◆ **Figure contents as structured data**:
------------

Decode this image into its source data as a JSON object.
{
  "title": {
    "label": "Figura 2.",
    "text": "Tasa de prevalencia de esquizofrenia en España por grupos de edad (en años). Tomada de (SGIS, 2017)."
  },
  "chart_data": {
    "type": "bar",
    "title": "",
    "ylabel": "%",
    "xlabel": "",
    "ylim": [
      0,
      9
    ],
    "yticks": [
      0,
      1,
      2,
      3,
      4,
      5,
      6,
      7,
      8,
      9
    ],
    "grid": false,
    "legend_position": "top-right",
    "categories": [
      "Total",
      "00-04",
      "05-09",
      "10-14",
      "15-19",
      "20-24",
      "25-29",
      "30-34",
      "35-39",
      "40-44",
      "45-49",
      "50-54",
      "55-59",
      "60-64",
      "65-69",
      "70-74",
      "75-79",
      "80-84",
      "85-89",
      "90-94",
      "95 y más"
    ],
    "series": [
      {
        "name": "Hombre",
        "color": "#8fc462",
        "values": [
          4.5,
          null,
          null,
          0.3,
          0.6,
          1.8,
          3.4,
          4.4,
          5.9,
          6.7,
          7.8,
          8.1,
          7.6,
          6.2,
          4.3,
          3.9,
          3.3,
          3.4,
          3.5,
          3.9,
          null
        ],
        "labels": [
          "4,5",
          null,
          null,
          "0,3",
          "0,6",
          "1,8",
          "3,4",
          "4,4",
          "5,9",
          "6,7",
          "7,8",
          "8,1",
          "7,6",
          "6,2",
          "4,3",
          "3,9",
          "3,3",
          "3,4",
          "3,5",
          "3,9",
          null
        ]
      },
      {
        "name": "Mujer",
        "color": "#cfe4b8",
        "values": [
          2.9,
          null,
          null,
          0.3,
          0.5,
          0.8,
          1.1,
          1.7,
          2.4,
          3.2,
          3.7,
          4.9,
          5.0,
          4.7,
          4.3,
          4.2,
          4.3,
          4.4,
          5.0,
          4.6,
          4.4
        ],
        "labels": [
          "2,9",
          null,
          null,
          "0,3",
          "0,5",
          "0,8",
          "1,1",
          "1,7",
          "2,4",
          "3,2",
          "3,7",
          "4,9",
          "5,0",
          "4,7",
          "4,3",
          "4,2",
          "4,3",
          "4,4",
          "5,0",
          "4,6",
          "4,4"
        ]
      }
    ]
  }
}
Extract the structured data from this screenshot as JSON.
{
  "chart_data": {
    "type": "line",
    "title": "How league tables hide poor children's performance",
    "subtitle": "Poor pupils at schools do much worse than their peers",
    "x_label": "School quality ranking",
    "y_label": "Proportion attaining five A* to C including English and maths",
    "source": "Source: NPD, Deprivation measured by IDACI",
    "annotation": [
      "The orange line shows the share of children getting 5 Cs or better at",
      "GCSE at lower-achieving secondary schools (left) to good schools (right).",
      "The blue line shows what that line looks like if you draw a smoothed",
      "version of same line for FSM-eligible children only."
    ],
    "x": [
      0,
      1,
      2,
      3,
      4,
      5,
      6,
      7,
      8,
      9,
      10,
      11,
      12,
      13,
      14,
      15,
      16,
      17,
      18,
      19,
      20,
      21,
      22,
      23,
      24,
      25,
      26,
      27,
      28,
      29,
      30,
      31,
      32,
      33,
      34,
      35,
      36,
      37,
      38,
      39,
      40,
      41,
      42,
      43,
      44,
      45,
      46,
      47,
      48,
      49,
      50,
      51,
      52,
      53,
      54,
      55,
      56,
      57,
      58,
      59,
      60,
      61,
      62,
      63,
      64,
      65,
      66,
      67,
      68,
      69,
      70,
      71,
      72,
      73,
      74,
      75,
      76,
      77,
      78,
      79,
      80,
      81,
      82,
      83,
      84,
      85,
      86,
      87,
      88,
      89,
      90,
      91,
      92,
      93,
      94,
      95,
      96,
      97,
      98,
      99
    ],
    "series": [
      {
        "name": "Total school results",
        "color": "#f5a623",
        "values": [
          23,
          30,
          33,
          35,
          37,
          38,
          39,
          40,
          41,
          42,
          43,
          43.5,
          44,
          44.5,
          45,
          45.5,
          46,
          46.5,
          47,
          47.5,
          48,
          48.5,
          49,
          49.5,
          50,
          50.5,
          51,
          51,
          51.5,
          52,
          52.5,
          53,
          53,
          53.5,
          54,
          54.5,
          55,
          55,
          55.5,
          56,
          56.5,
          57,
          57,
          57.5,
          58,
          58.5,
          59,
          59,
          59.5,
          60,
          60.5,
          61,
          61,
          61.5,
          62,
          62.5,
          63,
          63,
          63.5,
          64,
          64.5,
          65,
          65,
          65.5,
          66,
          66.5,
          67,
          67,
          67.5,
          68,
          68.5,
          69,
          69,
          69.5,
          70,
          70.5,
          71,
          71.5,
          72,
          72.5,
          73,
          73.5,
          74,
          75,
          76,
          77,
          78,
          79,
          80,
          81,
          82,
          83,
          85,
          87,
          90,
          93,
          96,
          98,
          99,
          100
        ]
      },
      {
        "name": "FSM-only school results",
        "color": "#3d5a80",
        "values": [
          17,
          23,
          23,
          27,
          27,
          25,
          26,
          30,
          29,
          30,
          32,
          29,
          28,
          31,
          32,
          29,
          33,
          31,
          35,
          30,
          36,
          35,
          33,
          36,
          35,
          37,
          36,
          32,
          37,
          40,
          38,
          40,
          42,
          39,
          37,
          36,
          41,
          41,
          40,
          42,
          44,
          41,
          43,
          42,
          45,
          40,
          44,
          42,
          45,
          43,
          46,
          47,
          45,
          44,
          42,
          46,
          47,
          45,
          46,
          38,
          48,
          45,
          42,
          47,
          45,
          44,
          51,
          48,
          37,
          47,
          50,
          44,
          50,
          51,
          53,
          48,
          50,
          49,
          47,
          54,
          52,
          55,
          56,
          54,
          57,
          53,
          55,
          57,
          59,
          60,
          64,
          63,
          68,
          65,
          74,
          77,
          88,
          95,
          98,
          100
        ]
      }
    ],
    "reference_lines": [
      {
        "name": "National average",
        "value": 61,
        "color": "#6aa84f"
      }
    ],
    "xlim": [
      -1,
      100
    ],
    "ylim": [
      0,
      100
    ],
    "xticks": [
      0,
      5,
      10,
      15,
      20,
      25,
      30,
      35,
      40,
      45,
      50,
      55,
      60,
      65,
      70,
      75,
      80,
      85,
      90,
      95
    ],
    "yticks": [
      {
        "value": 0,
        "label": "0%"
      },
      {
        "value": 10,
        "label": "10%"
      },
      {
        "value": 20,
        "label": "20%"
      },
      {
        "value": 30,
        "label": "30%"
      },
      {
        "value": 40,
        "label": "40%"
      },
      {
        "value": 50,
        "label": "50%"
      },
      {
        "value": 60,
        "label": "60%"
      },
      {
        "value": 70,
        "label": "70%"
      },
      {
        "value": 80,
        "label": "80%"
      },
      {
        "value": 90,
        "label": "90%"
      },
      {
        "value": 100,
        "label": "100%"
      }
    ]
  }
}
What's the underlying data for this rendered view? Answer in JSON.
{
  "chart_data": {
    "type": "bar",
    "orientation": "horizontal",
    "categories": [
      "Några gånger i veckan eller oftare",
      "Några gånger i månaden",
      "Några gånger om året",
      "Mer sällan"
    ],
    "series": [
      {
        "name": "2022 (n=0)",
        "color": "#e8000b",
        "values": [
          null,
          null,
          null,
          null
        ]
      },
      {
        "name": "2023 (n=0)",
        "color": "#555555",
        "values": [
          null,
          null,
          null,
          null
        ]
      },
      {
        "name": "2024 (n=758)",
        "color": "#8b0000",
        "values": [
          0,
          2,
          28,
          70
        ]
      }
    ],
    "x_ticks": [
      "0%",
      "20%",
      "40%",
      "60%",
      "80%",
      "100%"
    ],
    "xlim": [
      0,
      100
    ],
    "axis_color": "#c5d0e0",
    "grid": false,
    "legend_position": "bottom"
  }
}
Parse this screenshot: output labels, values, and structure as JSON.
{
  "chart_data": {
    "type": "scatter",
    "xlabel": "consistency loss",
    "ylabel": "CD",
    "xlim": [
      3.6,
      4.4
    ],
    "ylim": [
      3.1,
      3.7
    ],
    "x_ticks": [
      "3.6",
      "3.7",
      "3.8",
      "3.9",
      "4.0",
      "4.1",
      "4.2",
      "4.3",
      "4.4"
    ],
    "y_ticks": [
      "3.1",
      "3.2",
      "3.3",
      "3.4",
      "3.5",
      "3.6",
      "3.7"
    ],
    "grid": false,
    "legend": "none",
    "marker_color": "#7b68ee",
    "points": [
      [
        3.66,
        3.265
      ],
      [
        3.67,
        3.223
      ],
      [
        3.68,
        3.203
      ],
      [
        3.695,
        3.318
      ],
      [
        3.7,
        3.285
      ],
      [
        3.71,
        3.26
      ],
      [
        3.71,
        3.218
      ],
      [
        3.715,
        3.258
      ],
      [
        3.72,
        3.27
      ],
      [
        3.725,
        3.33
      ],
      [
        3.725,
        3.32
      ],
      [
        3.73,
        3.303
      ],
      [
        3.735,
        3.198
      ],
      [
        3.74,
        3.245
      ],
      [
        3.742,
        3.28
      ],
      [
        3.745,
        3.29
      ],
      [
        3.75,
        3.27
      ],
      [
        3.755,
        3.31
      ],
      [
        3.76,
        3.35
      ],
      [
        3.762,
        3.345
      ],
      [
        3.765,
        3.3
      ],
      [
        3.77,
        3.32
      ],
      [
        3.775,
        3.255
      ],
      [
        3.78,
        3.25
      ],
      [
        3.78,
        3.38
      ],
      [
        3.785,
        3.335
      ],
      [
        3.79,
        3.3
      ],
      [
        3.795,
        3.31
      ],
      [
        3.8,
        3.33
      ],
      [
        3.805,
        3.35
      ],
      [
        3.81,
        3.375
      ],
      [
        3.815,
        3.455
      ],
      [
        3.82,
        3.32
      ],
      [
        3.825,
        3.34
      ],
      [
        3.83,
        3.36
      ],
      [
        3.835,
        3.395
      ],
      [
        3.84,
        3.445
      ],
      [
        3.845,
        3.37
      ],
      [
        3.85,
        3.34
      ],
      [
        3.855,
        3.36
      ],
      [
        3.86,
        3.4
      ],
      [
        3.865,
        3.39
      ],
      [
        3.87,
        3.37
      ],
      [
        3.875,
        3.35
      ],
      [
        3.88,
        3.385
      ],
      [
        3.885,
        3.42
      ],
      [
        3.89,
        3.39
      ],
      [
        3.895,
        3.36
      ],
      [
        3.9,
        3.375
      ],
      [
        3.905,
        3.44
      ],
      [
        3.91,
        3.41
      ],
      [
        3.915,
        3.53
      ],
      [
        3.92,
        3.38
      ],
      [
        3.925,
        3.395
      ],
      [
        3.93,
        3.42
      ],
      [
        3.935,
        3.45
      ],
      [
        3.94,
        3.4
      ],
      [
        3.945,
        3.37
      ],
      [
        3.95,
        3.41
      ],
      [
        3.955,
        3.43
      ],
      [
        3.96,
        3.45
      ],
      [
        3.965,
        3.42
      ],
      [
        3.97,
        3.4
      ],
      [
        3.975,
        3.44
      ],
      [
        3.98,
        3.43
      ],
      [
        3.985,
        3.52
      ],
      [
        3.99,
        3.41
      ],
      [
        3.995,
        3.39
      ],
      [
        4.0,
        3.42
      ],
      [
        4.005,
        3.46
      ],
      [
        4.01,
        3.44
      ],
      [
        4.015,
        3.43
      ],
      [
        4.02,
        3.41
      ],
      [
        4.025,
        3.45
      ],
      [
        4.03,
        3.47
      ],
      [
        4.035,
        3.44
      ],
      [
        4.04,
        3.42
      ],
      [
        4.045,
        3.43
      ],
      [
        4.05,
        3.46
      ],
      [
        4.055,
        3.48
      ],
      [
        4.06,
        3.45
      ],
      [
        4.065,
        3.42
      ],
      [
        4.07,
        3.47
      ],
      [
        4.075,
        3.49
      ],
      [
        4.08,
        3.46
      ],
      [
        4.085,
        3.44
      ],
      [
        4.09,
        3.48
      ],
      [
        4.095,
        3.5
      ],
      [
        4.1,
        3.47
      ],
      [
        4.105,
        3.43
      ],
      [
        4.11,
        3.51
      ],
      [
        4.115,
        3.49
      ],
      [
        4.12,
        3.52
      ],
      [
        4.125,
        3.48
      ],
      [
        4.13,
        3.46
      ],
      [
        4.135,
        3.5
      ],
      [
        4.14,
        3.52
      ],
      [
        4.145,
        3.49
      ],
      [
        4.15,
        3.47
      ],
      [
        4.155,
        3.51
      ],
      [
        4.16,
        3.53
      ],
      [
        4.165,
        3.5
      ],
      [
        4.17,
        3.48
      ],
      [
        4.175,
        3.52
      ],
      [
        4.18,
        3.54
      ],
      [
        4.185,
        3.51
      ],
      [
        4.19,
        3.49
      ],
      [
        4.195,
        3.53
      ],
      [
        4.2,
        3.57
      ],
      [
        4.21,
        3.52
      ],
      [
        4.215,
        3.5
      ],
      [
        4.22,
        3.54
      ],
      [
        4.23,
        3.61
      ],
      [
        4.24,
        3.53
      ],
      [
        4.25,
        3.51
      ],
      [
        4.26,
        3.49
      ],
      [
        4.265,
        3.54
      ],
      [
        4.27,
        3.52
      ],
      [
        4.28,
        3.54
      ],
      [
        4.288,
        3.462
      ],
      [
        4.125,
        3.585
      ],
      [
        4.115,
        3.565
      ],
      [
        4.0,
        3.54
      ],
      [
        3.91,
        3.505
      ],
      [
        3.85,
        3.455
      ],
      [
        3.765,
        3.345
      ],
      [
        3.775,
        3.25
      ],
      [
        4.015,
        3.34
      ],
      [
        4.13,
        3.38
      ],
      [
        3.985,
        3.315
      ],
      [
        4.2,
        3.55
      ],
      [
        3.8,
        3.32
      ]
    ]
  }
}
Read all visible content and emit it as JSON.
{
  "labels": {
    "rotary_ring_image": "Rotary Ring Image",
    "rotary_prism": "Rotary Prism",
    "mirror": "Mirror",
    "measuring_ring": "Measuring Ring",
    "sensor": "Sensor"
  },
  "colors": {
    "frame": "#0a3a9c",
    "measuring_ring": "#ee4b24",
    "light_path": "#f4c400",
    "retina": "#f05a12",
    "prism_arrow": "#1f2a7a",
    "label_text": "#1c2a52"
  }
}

------------

◆ **WRITTEN INSTRUCTION**:
Extract, exactly, the lines above that begin at the line containing "Read all visible content and emit it as JSON." and end at the final line of the records; add no other text.

◆ **ANSWER TO THE PROBLEM**:
Read all visible content and emit it as JSON.
{
  "labels": {
    "rotary_ring_image": "Rotary Ring Image",
    "rotary_prism": "Rotary Prism",
    "mirror": "Mirror",
    "measuring_ring": "Measuring Ring",
    "sensor": "Sensor"
  },
  "colors": {
    "frame": "#0a3a9c",
    "measuring_ring": "#ee4b24",
    "light_path": "#f4c400",
    "retina": "#f05a12",
    "prism_arrow": "#1f2a7a",
    "label_text": "#1c2a52"
  }
}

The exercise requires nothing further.